Written request:
Examine the records and identify each line that includes the string "your". Copy those lines.

Records for this task:
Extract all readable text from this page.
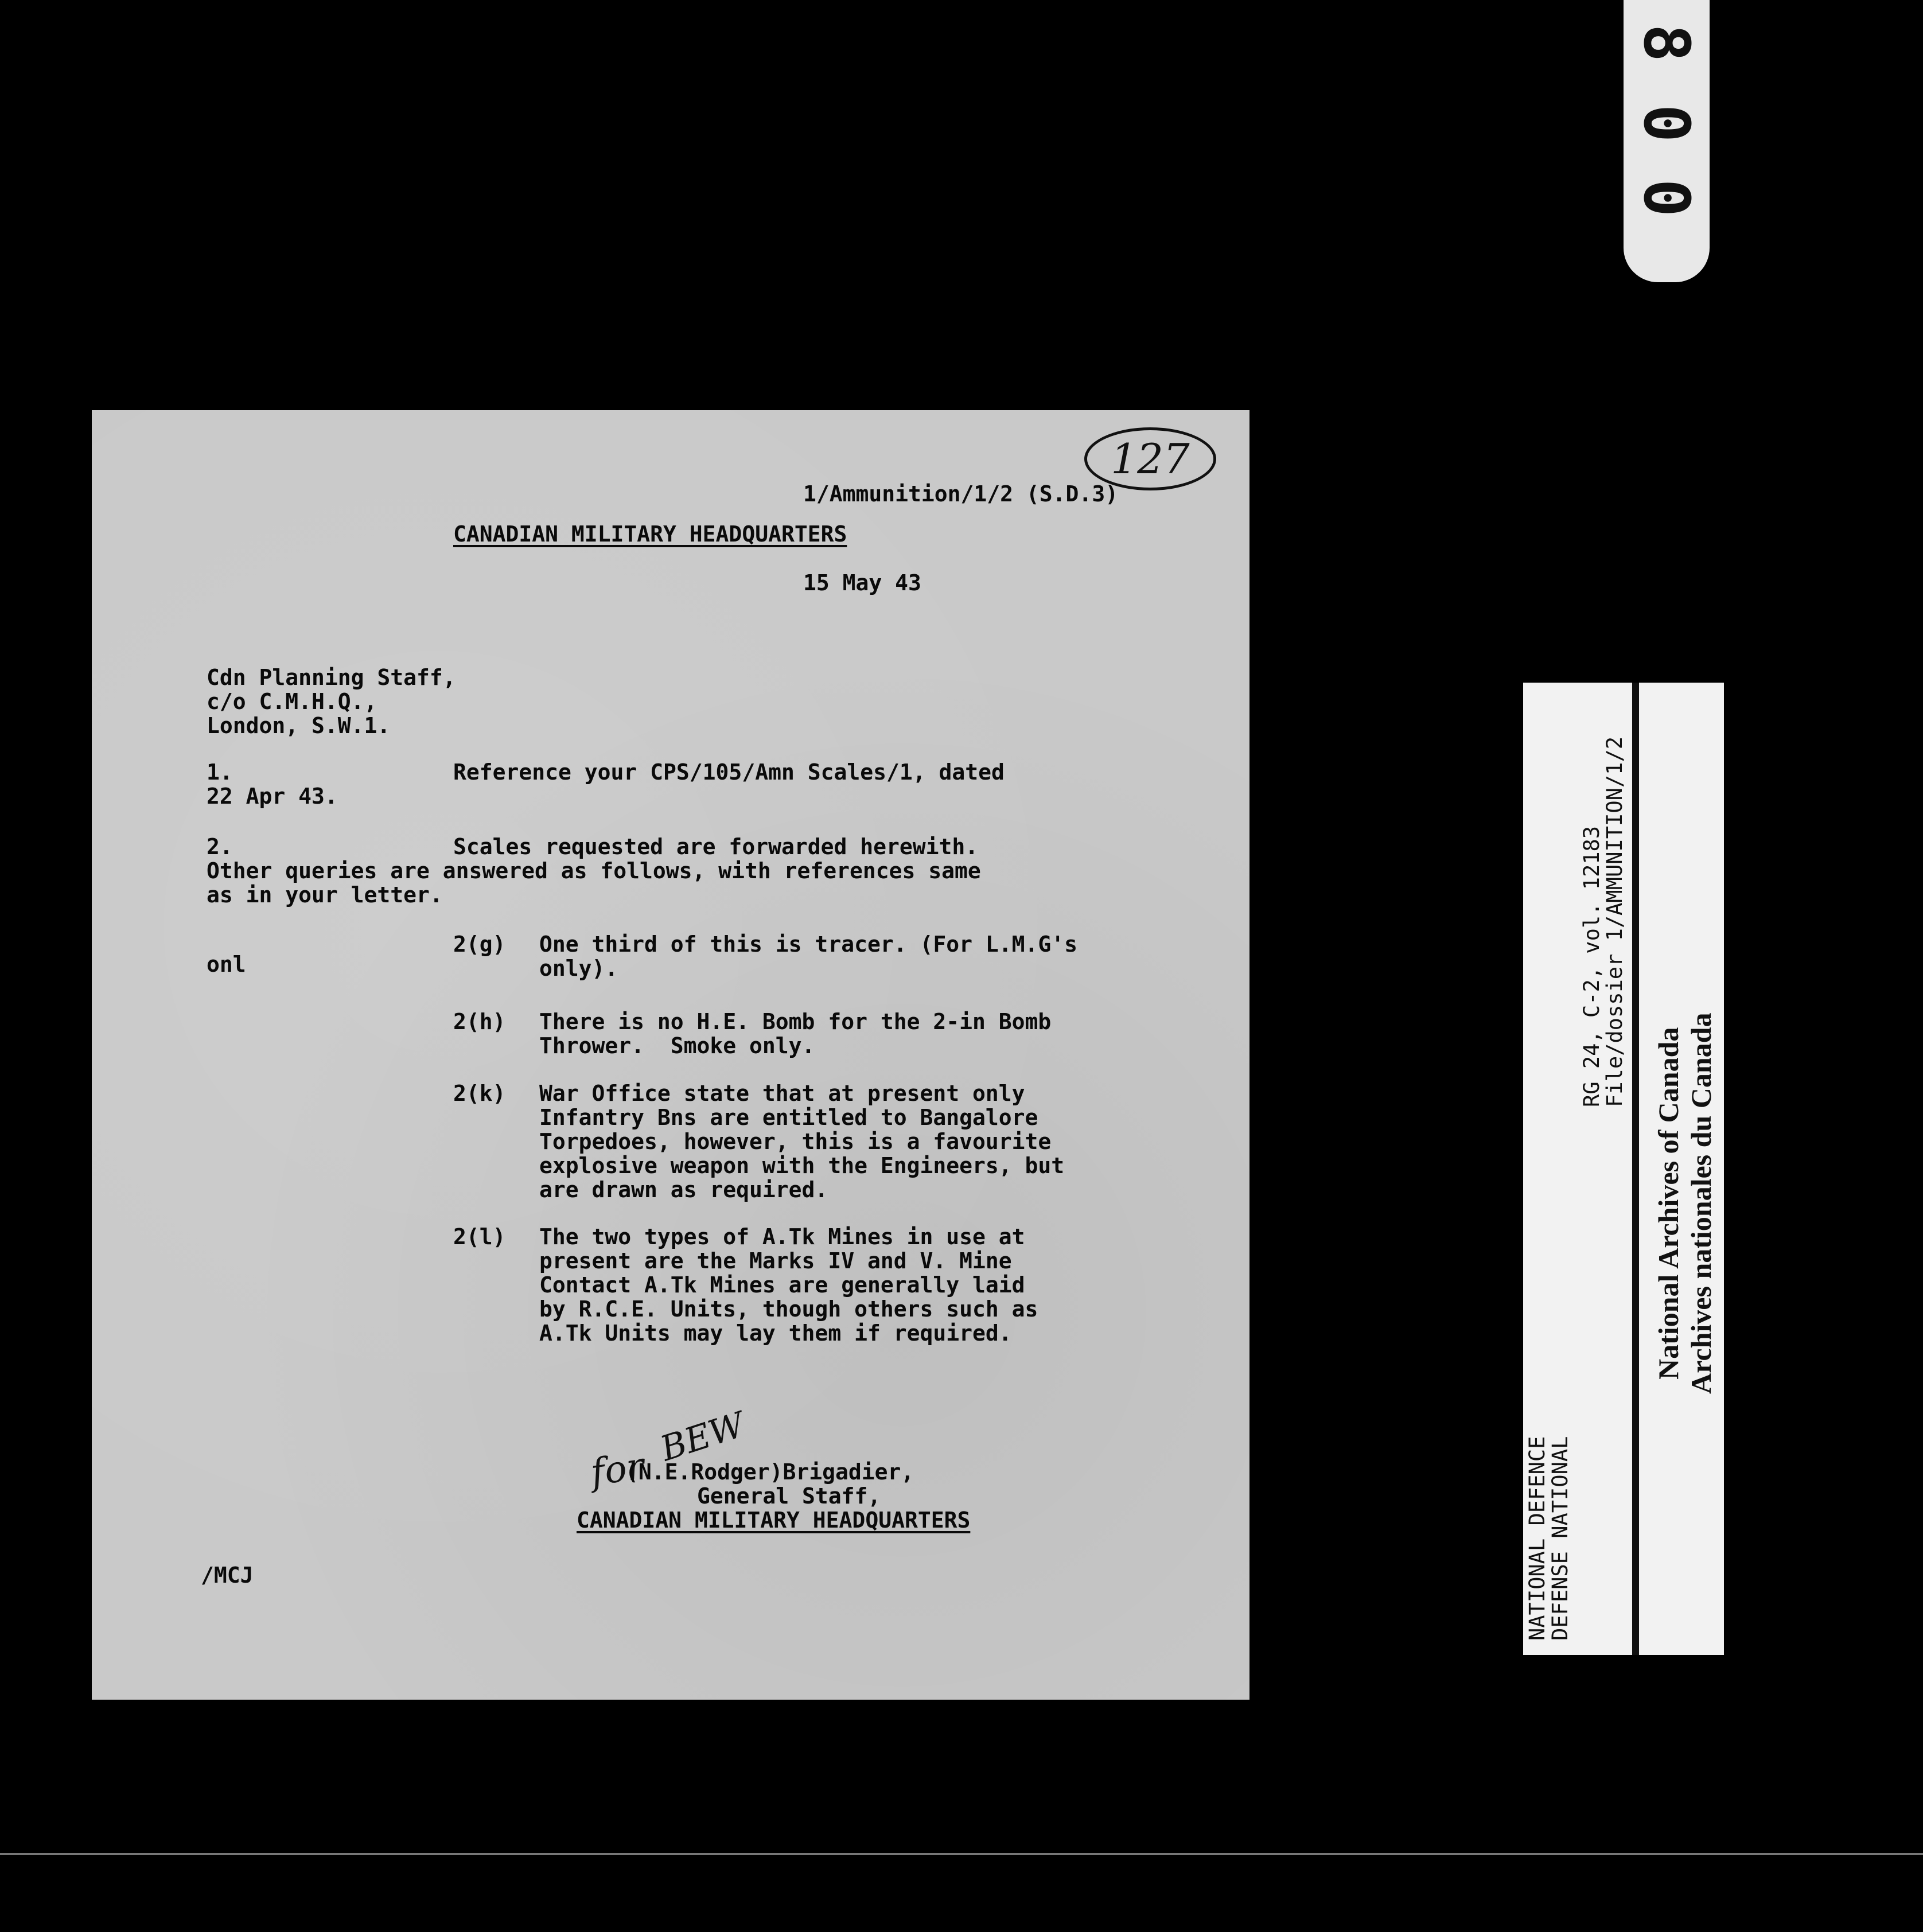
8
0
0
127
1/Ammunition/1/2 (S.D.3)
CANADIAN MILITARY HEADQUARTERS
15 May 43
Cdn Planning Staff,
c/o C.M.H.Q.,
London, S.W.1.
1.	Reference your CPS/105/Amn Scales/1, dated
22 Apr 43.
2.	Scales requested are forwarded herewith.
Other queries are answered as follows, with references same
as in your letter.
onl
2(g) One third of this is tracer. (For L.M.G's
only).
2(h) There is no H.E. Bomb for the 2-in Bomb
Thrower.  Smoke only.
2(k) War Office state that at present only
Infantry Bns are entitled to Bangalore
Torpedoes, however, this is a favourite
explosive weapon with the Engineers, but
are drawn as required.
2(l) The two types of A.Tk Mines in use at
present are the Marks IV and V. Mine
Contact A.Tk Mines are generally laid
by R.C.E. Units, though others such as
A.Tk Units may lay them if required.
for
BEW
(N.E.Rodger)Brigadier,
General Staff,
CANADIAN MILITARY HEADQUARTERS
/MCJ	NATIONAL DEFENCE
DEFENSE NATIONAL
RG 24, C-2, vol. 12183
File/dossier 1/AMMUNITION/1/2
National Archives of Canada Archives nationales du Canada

Task result:
1.	Reference your CPS/105/Amn Scales/1, dated
as in your letter.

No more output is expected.